→ **EXERCISE OBJECTIVE**: Transcribe the material in full, exactly as written.

→ **GIVEN DATA**:
• • • • •

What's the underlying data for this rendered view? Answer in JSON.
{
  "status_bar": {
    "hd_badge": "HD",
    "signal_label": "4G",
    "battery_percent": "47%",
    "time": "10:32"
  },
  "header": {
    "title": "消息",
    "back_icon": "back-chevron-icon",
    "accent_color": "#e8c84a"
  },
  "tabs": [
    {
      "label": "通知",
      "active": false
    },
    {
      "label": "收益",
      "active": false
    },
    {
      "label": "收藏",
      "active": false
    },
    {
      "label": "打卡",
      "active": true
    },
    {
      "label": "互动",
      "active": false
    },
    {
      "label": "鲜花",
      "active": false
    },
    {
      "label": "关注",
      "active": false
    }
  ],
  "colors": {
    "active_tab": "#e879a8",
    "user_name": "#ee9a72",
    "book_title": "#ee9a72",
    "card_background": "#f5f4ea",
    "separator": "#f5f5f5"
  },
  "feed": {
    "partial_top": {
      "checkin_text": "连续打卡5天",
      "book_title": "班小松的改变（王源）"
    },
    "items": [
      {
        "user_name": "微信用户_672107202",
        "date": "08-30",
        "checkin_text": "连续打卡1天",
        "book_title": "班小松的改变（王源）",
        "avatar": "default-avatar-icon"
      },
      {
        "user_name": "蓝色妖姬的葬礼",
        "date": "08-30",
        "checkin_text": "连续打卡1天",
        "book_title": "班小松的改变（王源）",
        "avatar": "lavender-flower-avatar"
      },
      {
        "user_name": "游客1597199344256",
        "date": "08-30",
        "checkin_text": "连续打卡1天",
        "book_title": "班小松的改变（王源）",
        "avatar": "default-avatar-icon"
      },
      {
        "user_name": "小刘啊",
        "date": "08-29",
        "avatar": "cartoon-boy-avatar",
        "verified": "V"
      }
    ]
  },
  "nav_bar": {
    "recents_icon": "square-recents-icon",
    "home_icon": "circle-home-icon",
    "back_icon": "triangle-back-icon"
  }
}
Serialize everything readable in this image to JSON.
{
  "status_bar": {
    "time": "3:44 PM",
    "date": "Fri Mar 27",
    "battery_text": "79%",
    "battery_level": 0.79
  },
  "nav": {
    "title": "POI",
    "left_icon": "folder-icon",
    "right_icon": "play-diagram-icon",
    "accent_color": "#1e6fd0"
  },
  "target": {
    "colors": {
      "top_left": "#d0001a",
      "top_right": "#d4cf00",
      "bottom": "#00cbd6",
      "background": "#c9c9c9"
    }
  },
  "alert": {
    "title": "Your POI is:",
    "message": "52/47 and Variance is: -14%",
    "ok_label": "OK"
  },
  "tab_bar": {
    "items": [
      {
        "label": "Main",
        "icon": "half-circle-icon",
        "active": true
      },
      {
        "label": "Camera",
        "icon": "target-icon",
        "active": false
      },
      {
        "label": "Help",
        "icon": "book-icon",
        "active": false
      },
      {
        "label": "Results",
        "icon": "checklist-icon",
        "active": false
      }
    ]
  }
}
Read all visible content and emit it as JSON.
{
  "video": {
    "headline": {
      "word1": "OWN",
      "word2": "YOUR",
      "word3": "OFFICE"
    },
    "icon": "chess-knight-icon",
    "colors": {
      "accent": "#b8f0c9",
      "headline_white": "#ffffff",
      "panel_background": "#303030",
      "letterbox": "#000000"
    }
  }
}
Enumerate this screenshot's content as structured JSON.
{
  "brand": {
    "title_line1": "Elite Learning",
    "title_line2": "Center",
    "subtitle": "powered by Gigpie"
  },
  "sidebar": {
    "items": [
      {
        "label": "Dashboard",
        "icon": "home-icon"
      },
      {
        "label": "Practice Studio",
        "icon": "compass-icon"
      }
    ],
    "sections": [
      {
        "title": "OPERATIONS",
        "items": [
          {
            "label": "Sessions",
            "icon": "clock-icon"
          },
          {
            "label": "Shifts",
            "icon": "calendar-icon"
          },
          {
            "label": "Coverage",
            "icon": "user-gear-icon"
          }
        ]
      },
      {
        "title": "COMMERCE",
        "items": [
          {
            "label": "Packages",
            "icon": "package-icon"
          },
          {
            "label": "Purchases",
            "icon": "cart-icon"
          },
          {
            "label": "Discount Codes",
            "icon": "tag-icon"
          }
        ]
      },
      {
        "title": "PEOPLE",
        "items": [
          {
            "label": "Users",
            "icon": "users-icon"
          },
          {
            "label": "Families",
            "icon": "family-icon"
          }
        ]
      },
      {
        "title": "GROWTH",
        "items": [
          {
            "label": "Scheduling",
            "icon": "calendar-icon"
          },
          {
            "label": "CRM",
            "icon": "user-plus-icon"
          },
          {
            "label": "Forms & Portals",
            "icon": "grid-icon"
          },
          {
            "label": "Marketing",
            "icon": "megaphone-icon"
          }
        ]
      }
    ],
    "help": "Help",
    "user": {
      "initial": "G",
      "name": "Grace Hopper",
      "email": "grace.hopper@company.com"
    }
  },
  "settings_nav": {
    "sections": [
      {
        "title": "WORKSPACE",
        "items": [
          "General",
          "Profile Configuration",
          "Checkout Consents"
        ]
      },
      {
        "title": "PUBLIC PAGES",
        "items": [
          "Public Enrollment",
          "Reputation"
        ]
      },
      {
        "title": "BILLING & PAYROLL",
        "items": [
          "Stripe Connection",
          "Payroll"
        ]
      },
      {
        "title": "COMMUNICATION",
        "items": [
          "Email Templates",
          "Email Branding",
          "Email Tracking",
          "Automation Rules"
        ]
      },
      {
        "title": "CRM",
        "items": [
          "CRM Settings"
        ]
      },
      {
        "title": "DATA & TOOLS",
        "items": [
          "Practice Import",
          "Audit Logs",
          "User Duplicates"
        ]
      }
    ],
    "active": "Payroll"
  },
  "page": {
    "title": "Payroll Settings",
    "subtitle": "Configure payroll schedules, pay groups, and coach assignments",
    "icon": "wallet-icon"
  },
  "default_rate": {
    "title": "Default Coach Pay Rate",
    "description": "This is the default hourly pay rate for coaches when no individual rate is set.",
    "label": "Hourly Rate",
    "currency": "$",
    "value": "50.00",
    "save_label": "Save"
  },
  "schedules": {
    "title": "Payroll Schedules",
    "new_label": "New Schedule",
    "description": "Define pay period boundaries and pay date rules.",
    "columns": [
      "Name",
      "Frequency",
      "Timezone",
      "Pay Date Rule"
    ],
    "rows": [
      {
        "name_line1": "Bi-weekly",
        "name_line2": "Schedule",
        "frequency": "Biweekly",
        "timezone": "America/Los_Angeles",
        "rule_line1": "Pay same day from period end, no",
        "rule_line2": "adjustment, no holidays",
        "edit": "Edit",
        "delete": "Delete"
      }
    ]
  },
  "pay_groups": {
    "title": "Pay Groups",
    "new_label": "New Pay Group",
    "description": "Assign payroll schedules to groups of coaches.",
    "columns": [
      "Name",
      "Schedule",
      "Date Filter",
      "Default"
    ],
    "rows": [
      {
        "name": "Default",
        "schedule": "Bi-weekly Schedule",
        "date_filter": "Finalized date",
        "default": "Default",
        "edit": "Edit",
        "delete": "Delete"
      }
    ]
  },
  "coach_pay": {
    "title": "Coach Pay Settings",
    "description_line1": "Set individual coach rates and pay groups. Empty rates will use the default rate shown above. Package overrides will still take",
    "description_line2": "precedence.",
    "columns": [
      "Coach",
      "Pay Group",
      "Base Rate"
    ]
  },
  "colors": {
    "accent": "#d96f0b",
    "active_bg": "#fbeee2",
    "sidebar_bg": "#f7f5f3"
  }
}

• • • • •

→ **FULL RESPONSE**:
What's the underlying data for this rendered view? Answer in JSON.
{
  "status_bar": {
    "hd_badge": "HD",
    "signal_label": "4G",
    "battery_percent": "47%",
    "time": "10:32"
  },
  "header": {
    "title": "消息",
    "back_icon": "back-chevron-icon",
    "accent_color": "#e8c84a"
  },
  "tabs": [
    {
      "label": "通知",
      "active": false
    },
    {
      "label": "收益",
      "active": false
    },
    {
      "label": "收藏",
      "active": false
    },
    {
      "label": "打卡",
      "active": true
    },
    {
      "label": "互动",
      "active": false
    },
    {
      "label": "鲜花",
      "active": false
    },
    {
      "label": "关注",
      "active": false
    }
  ],
  "colors": {
    "active_tab": "#e879a8",
    "user_name": "#ee9a72",
    "book_title": "#ee9a72",
    "card_background": "#f5f4ea",
    "separator": "#f5f5f5"
  },
  "feed": {
    "partial_top": {
      "checkin_text": "连续打卡5天",
      "book_title": "班小松的改变（王源）"
    },
    "items": [
      {
        "user_name": "微信用户_672107202",
        "date": "08-30",
        "checkin_text": "连续打卡1天",
        "book_title": "班小松的改变（王源）",
        "avatar": "default-avatar-icon"
      },
      {
        "user_name": "蓝色妖姬的葬礼",
        "date": "08-30",
        "checkin_text": "连续打卡1天",
        "book_title": "班小松的改变（王源）",
        "avatar": "lavender-flower-avatar"
      },
      {
        "user_name": "游客1597199344256",
        "date": "08-30",
        "checkin_text": "连续打卡1天",
        "book_title": "班小松的改变（王源）",
        "avatar": "default-avatar-icon"
      },
      {
        "user_name": "小刘啊",
        "date": "08-29",
        "avatar": "cartoon-boy-avatar",
        "verified": "V"
      }
    ]
  },
  "nav_bar": {
    "recents_icon": "square-recents-icon",
    "home_icon": "circle-home-icon",
    "back_icon": "triangle-back-icon"
  }
}
Serialize everything readable in this image to JSON.
{
  "status_bar": {
    "time": "3:44 PM",
    "date": "Fri Mar 27",
    "battery_text": "79%",
    "battery_level": 0.79
  },
  "nav": {
    "title": "POI",
    "left_icon": "folder-icon",
    "right_icon": "play-diagram-icon",
    "accent_color": "#1e6fd0"
  },
  "target": {
    "colors": {
      "top_left": "#d0001a",
      "top_right": "#d4cf00",
      "bottom": "#00cbd6",
      "background": "#c9c9c9"
    }
  },
  "alert": {
    "title": "Your POI is:",
    "message": "52/47 and Variance is: -14%",
    "ok_label": "OK"
  },
  "tab_bar": {
    "items": [
      {
        "label": "Main",
        "icon": "half-circle-icon",
        "active": true
      },
      {
        "label": "Camera",
        "icon": "target-icon",
        "active": false
      },
      {
        "label": "Help",
        "icon": "book-icon",
        "active": false
      },
      {
        "label": "Results",
        "icon": "checklist-icon",
        "active": false
      }
    ]
  }
}
Read all visible content and emit it as JSON.
{
  "video": {
    "headline": {
      "word1": "OWN",
      "word2": "YOUR",
      "word3": "OFFICE"
    },
    "icon": "chess-knight-icon",
    "colors": {
      "accent": "#b8f0c9",
      "headline_white": "#ffffff",
      "panel_background": "#303030",
      "letterbox": "#000000"
    }
  }
}
Enumerate this screenshot's content as structured JSON.
{
  "brand": {
    "title_line1": "Elite Learning",
    "title_line2": "Center",
    "subtitle": "powered by Gigpie"
  },
  "sidebar": {
    "items": [
      {
        "label": "Dashboard",
        "icon": "home-icon"
      },
      {
        "label": "Practice Studio",
        "icon": "compass-icon"
      }
    ],
    "sections": [
      {
        "title": "OPERATIONS",
        "items": [
          {
            "label": "Sessions",
            "icon": "clock-icon"
          },
          {
            "label": "Shifts",
            "icon": "calendar-icon"
          },
          {
            "label": "Coverage",
            "icon": "user-gear-icon"
          }
        ]
      },
      {
        "title": "COMMERCE",
        "items": [
          {
            "label": "Packages",
            "icon": "package-icon"
          },
          {
            "label": "Purchases",
            "icon": "cart-icon"
          },
          {
            "label": "Discount Codes",
            "icon": "tag-icon"
          }
        ]
      },
      {
        "title": "PEOPLE",
        "items": [
          {
            "label": "Users",
            "icon": "users-icon"
          },
          {
            "label": "Families",
            "icon": "family-icon"
          }
        ]
      },
      {
        "title": "GROWTH",
        "items": [
          {
            "label": "Scheduling",
            "icon": "calendar-icon"
          },
          {
            "label": "CRM",
            "icon": "user-plus-icon"
          },
          {
            "label": "Forms & Portals",
            "icon": "grid-icon"
          },
          {
            "label": "Marketing",
            "icon": "megaphone-icon"
          }
        ]
      }
    ],
    "help": "Help",
    "user": {
      "initial": "G",
      "name": "Grace Hopper",
      "email": "grace.hopper@company.com"
    }
  },
  "settings_nav": {
    "sections": [
      {
        "title": "WORKSPACE",
        "items": [
          "General",
          "Profile Configuration",
          "Checkout Consents"
        ]
      },
      {
        "title": "PUBLIC PAGES",
        "items": [
          "Public Enrollment",
          "Reputation"
        ]
      },
      {
        "title": "BILLING & PAYROLL",
        "items": [
          "Stripe Connection",
          "Payroll"
        ]
      },
      {
        "title": "COMMUNICATION",
        "items": [
          "Email Templates",
          "Email Branding",
          "Email Tracking",
          "Automation Rules"
        ]
      },
      {
        "title": "CRM",
        "items": [
          "CRM Settings"
        ]
      },
      {
        "title": "DATA & TOOLS",
        "items": [
          "Practice Import",
          "Audit Logs",
          "User Duplicates"
        ]
      }
    ],
    "active": "Payroll"
  },
  "page": {
    "title": "Payroll Settings",
    "subtitle": "Configure payroll schedules, pay groups, and coach assignments",
    "icon": "wallet-icon"
  },
  "default_rate": {
    "title": "Default Coach Pay Rate",
    "description": "This is the default hourly pay rate for coaches when no individual rate is set.",
    "label": "Hourly Rate",
    "currency": "$",
    "value": "50.00",
    "save_label": "Save"
  },
  "schedules": {
    "title": "Payroll Schedules",
    "new_label": "New Schedule",
    "description": "Define pay period boundaries and pay date rules.",
    "columns": [
      "Name",
      "Frequency",
      "Timezone",
      "Pay Date Rule"
    ],
    "rows": [
      {
        "name_line1": "Bi-weekly",
        "name_line2": "Schedule",
        "frequency": "Biweekly",
        "timezone": "America/Los_Angeles",
        "rule_line1": "Pay same day from period end, no",
        "rule_line2": "adjustment, no holidays",
        "edit": "Edit",
        "delete": "Delete"
      }
    ]
  },
  "pay_groups": {
    "title": "Pay Groups",
    "new_label": "New Pay Group",
    "description": "Assign payroll schedules to groups of coaches.",
    "columns": [
      "Name",
      "Schedule",
      "Date Filter",
      "Default"
    ],
    "rows": [
      {
        "name": "Default",
        "schedule": "Bi-weekly Schedule",
        "date_filter": "Finalized date",
        "default": "Default",
        "edit": "Edit",
        "delete": "Delete"
      }
    ]
  },
  "coach_pay": {
    "title": "Coach Pay Settings",
    "description_line1": "Set individual coach rates and pay groups. Empty rates will use the default rate shown above. Package overrides will still take",
    "description_line2": "precedence.",
    "columns": [
      "Coach",
      "Pay Group",
      "Base Rate"
    ]
  },
  "colors": {
    "accent": "#d96f0b",
    "active_bg": "#fbeee2",
    "sidebar_bg": "#f7f5f3"
  }
}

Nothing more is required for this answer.